Write out word for word the part of the debate transcript below, starting with "KELLY: Hold on." and going on through "have his say.".

* Selected passage *
####################
DURDEN: Hold on. Let me finish. Let me finish.
KELLY: Hold on. Let her finish. Let Lisa finish.
DURDEN: By saying, excuse me. Hold on. Everybody always says when we get shot in the head and we're killed in the streets, but Blacks are killing each other. Number one, oh, you want to kill us too? Number two, let's be real clear. Racism and murder in your community is interracial. Interracial. Eighty seven percent of all the white murders happen in the white community perpetrated by whites. It's no different than our community, but you just see us on TV doing it. All communities murder each other. It's interracial, so don't --
KELLY: Okay. Go ahead, in the back.
DURDEN: Don't try to deflect.
REV. JESSE LEE PETERSON, CONSERVATIVE TELEVISION AND RADIO HOST: The fact is that Black Lives Matter is a racial, radical, evil organization. They are worse than the KKK.
KELLY: Let him have his say.
PETERSON: They are worse than the KKK. And Black America, who are suffering, are not suffering because of racism. They are suffering because they are growing up without fathers and mothers in their homes, and these kids have first been made angry in the home about that. And rather than deal with that anger --
KELLY: Let him finish. Let him finish. Go ahead.
####################
* Information shown *
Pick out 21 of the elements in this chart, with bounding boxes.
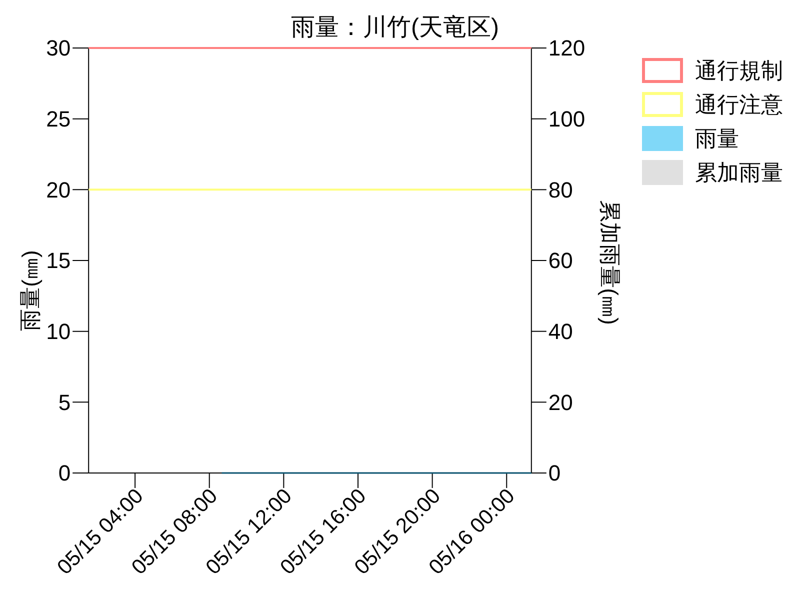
####################
* Output for this task *
KELLY: Hold on. Let her finish. Let Lisa finish.
DURDEN: By saying, excuse me. Hold on. Everybody always says when we get shot in the head and we're killed in the streets, but Blacks are killing each other. Number one, oh, you want to kill us too? Number two, let's be real clear. Racism and murder in your community is interracial. Interracial. Eighty seven percent of all the white murders happen in the white community perpetrated by whites. It's no different than our community, but you just see us on TV doing it. All communities murder each other. It's interracial, so don't --
KELLY: Okay. Go ahead, in the back.
DURDEN: Don't try to deflect.
REV. JESSE LEE PETERSON, CONSERVATIVE TELEVISION AND RADIO HOST: The fact is that Black Lives Matter is a racial, radical, evil organization. They are worse than the KKK.
KELLY: Let him have his say.